### WHAT TO WORK ON:
Format every line of the records below as a Markdown table with the columns "Row" and "Line", numbering the rows in order and omitting blank lines. Leave the pictures out of the table.

### MATERIAL FOR THIS TASK:

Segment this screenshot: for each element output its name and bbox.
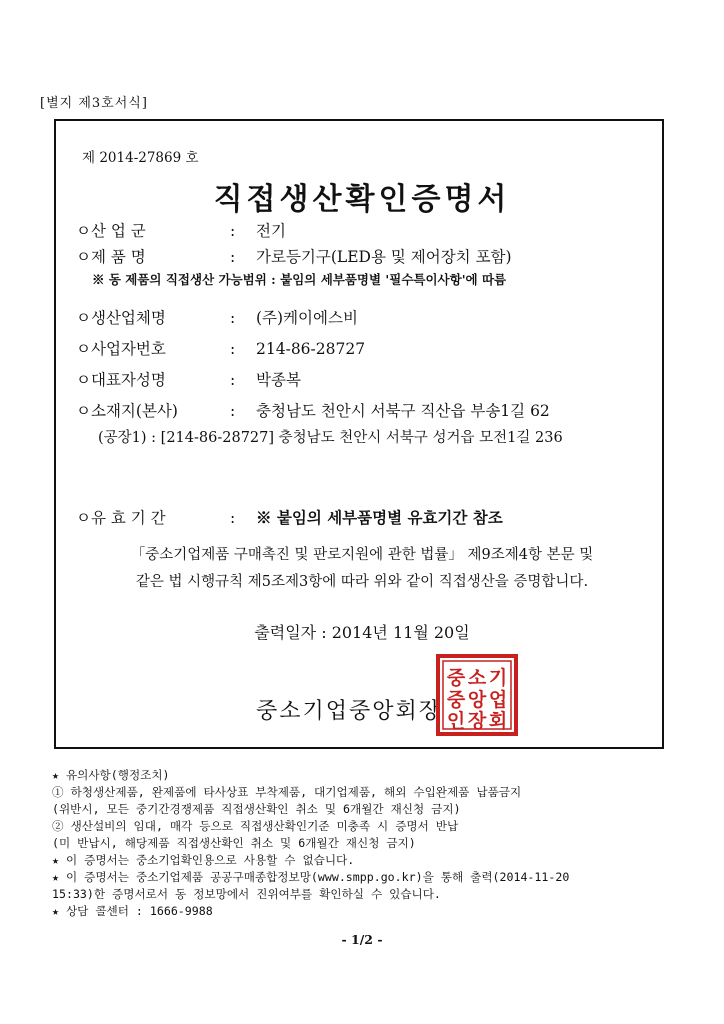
- colon: :: [230, 371, 236, 389]
- field-industry: [76, 219, 286, 241]
- field-label: ㅇ산 업 군: [76, 222, 146, 240]
- notice-line: ★ 유의사항(행정조치): [52, 768, 170, 782]
- colon: :: [230, 248, 236, 266]
- print-date: 출력일자 : 2014년 11월 20일: [254, 623, 470, 642]
- certificate-number: 제 2014-27869 호: [82, 150, 199, 166]
- svg-text:앙: 앙: [467, 689, 487, 711]
- svg-text:회: 회: [488, 710, 508, 732]
- notice-line: ① 하청생산제품, 완제품에 타사상표 부착제품, 대기업제품, 해외 수입완제품 납품금지: [52, 785, 522, 799]
- svg-text:인: 인: [446, 710, 466, 732]
- field-representative: [76, 368, 301, 390]
- colon: :: [230, 222, 236, 240]
- field-label: ㅇ유 효 기 간: [76, 509, 166, 527]
- field-value: 충청남도 천안시 서북구 직산읍 부송1길 62: [256, 402, 550, 420]
- field-label: ㅇ생산업체명: [76, 309, 166, 327]
- factory-address: (공장1) : [214-86-28727] 충청남도 천안시 서북구 성거읍 모전1길 236: [98, 430, 563, 446]
- colon: :: [230, 340, 236, 358]
- svg-text:중: 중: [446, 689, 466, 711]
- field-product: [76, 245, 512, 267]
- notice-line: (위반시, 모든 중기간경쟁제품 직접생산확인 취소 및 6개월간 재신청 금지): [52, 802, 461, 816]
- statement-line-1: 「중소기업제품 구매촉진 및 판로지원에 관한 법률」 제9조제4항 본문 및: [130, 547, 594, 563]
- notice-line: ★ 이 증명서는 중소기업제품 공공구매종합정보망(www.smpp.go.kr)을 통해 출력(2014-11-20: [52, 870, 570, 884]
- notice-line: 15:33)한 증명서로서 동 정보망에서 진위여부를 확인하실 수 있습니다.: [52, 887, 441, 901]
- field-label: ㅇ소재지(본사): [76, 402, 178, 420]
- notice-line: ★ 이 증명서는 중소기업확인용으로 사용할 수 없습니다.: [52, 853, 355, 867]
- field-label: ㅇ대표자성명: [76, 371, 166, 389]
- svg-text:업: 업: [488, 689, 508, 711]
- colon: :: [230, 402, 236, 420]
- field-address: [76, 399, 550, 421]
- field-label: ㅇ사업자번호: [76, 340, 166, 358]
- page-number: - 1/2 -: [341, 932, 383, 947]
- field-label: ㅇ제 품 명: [76, 248, 146, 266]
- issuing-organization: 중소기업중앙회장: [256, 699, 443, 724]
- statement-line-2: 같은 법 시행규칙 제5조제3항에 따라 위와 같이 직접생산을 증명합니다.: [135, 574, 589, 590]
- svg-text:중: 중: [446, 667, 466, 689]
- production-range-note: ※ 동 제품의 직접생산 가능범위 : 붙임의 세부품명별 '필수특이사항'에 따름: [92, 272, 507, 287]
- official-seal-icon: [436, 654, 518, 736]
- notice-line: (미 반납시, 해당제품 직접생산확인 취소 및 6개월간 재신청 금지): [52, 836, 416, 850]
- colon: :: [230, 309, 236, 327]
- certificate-title: 직접생산확인증명서: [213, 182, 511, 217]
- field-value: (주)케이에스비: [256, 309, 358, 327]
- svg-text:장: 장: [467, 710, 487, 732]
- field-value: 가로등기구(LED용 및 제어장치 포함): [256, 248, 512, 266]
- form-number: [별지 제3호서식]: [40, 96, 148, 111]
- field-business-number: [76, 337, 365, 359]
- field-validity: [76, 506, 503, 528]
- field-value: 박종복: [256, 371, 301, 389]
- field-value: 전기: [256, 222, 286, 240]
- svg-text:기: 기: [488, 667, 508, 689]
- field-company: [76, 306, 358, 328]
- notice-line: ★ 상담 콜센터 : 1666-9988: [52, 904, 213, 918]
- field-value: ※ 붙임의 세부품명별 유효기간 참조: [256, 508, 503, 527]
- colon: :: [230, 509, 236, 527]
- svg-text:소: 소: [467, 667, 487, 689]
- notice-line: ② 생산설비의 임대, 매각 등으로 직접생산확인기준 미충족 시 증명서 반납: [52, 819, 459, 833]
- field-value: 214-86-28727: [256, 340, 366, 358]
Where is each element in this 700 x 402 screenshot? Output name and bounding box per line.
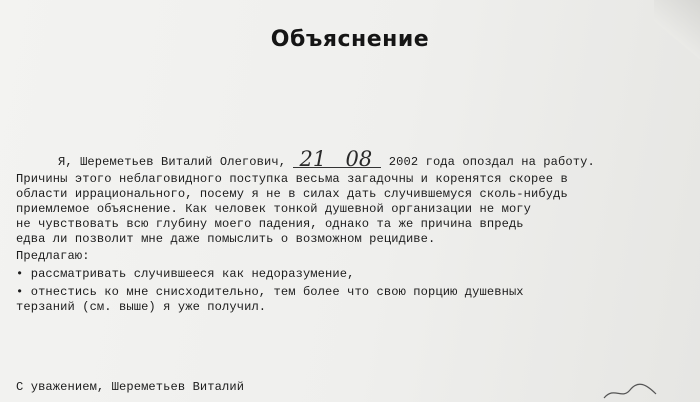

### RIGHT ANSWER:
| Row | Line |
|---|---|
| 1 | Segment this screenshot: for each element output its name and bbox. |
| 2 | - colon: :: [230, 371, 236, 389] |
| 3 | - field-industry: [76, 219, 286, 241] |
| 4 | - field-label: ㅇ산 업 군: [76, 222, 146, 240] |
| 5 | - notice-line: ★ 유의사항(행정조치): [52, 768, 170, 782] |
| 6 | - colon: :: [230, 248, 236, 266] |
| 7 | - print-date: 출력일자 : 2014년 11월 20일: [254, 623, 470, 642] |
| 8 | - certificate-number: 제 2014-27869 호: [82, 150, 199, 166] |
| 9 | - svg-text:앙: 앙: [467, 689, 487, 711] |
| 10 | - svg-text:회: 회: [488, 710, 508, 732] |
| 11 | - notice-line: ① 하청생산제품, 완제품에 타사상표 부착제품, 대기업제품, 해외 수입완제품 납품금지: [52, 785, 522, 799] |
| 12 | - svg-text:인: 인: [446, 710, 466, 732] |
| 13 | - field-representative: [76, 368, 301, 390] |
| 14 | - colon: :: [230, 222, 236, 240] |
| 15 | - field-label: ㅇ유 효 기 간: [76, 509, 166, 527] |
| 16 | - field-value: 충청남도 천안시 서북구 직산읍 부송1길 62: [256, 402, 550, 420] |
| 17 | - field-label: ㅇ생산업체명: [76, 309, 166, 327] |
| 18 | - factory-address: (공장1) : [214-86-28727] 충청남도 천안시 서북구 성거읍 모전1길 236: [98, 430, 563, 446] |
| 19 | - colon: :: [230, 340, 236, 358] |
| 20 | - svg-text:중: 중: [446, 689, 466, 711] |
| 21 | - field-product: [76, 245, 512, 267] |
| 22 | - notice-line: (위반시, 모든 중기간경쟁제품 직접생산확인 취소 및 6개월간 재신청 금지): [52, 802, 461, 816] |
| 23 | - statement-line-1: 「중소기업제품 구매촉진 및 판로지원에 관한 법률」 제9조제4항 본문 및: [130, 547, 594, 563] |
| 24 | - notice-line: ★ 이 증명서는 중소기업제품 공공구매종합정보망(www.smpp.go.kr)을 통해 출력(2014-11-20: [52, 870, 570, 884] |
| 25 | - notice-line: 15:33)한 증명서로서 동 정보망에서 진위여부를 확인하실 수 있습니다.: [52, 887, 441, 901] |
| 26 | - field-label: ㅇ소재지(본사): [76, 402, 178, 420] |
| 27 | - notice-line: ★ 이 증명서는 중소기업확인용으로 사용할 수 없습니다.: [52, 853, 355, 867] |
| 28 | - field-label: ㅇ대표자성명: [76, 371, 166, 389] |
| 29 | - svg-text:업: 업: [488, 689, 508, 711] |
| 30 | - colon: :: [230, 402, 236, 420] |
| 31 | - field-address: [76, 399, 550, 421] |
| 32 | - field-label: ㅇ사업자번호: [76, 340, 166, 358] |
| 33 | - page-number: - 1/2 -: [341, 932, 383, 947] |
| 34 | - field-label: ㅇ제 품 명: [76, 248, 146, 266] |
| 35 | - issuing-organization: 중소기업중앙회장: [256, 699, 443, 724] |
| 36 | - statement-line-2: 같은 법 시행규칙 제5조제3항에 따라 위와 같이 직접생산을 증명합니다.: [135, 574, 589, 590] |
| 37 | - svg-text:중: 중: [446, 667, 466, 689] |
| 38 | - production-range-note: ※ 동 제품의 직접생산 가능범위 : 붙임의 세부품명별 '필수특이사항'에 따름: [92, 272, 507, 287] |
| 39 | - official-seal-icon: [436, 654, 518, 736] |
| 40 | - notice-line: (미 반납시, 해당제품 직접생산확인 취소 및 6개월간 재신청 금지): [52, 836, 416, 850] |
| 41 | - colon: :: [230, 309, 236, 327] |
| 42 | - certificate-title: 직접생산확인증명서: [213, 182, 511, 217] |
| 43 | - field-value: (주)케이에스비: [256, 309, 358, 327] |
| 44 | - svg-text:장: 장: [467, 710, 487, 732] |
| 45 | - field-value: 가로등기구(LED용 및 제어장치 포함): [256, 248, 512, 266] |
| 46 | - form-number: [별지 제3호서식]: [40, 96, 148, 111] |
| 47 | - field-business-number: [76, 337, 365, 359] |
| 48 | - field-validity: [76, 506, 503, 528] |
| 49 | - field-value: 박종복: [256, 371, 301, 389] |
| 50 | - field-value: 전기: [256, 222, 286, 240] |
| 51 | - svg-text:기: 기: [488, 667, 508, 689] |
| 52 | - field-company: [76, 306, 358, 328] |
| 53 | - notice-line: ★ 상담 콜센터 : 1666-9988: [52, 904, 213, 918] |
| 54 | - field-value: ※ 붙임의 세부품명별 유효기간 참조: [256, 508, 503, 527] |
| 55 | - colon: :: [230, 509, 236, 527] |
| 56 | - svg-text:소: 소: [467, 667, 487, 689] |
| 57 | - notice-line: ② 생산설비의 임대, 매각 등으로 직접생산확인기준 미충족 시 증명서 반납: [52, 819, 459, 833] |
| 58 | - field-value: 214-86-28727: [256, 340, 366, 358] |
| 59 | Where is each element in this 700 x 402 screenshot? Output name and bounding box per line. |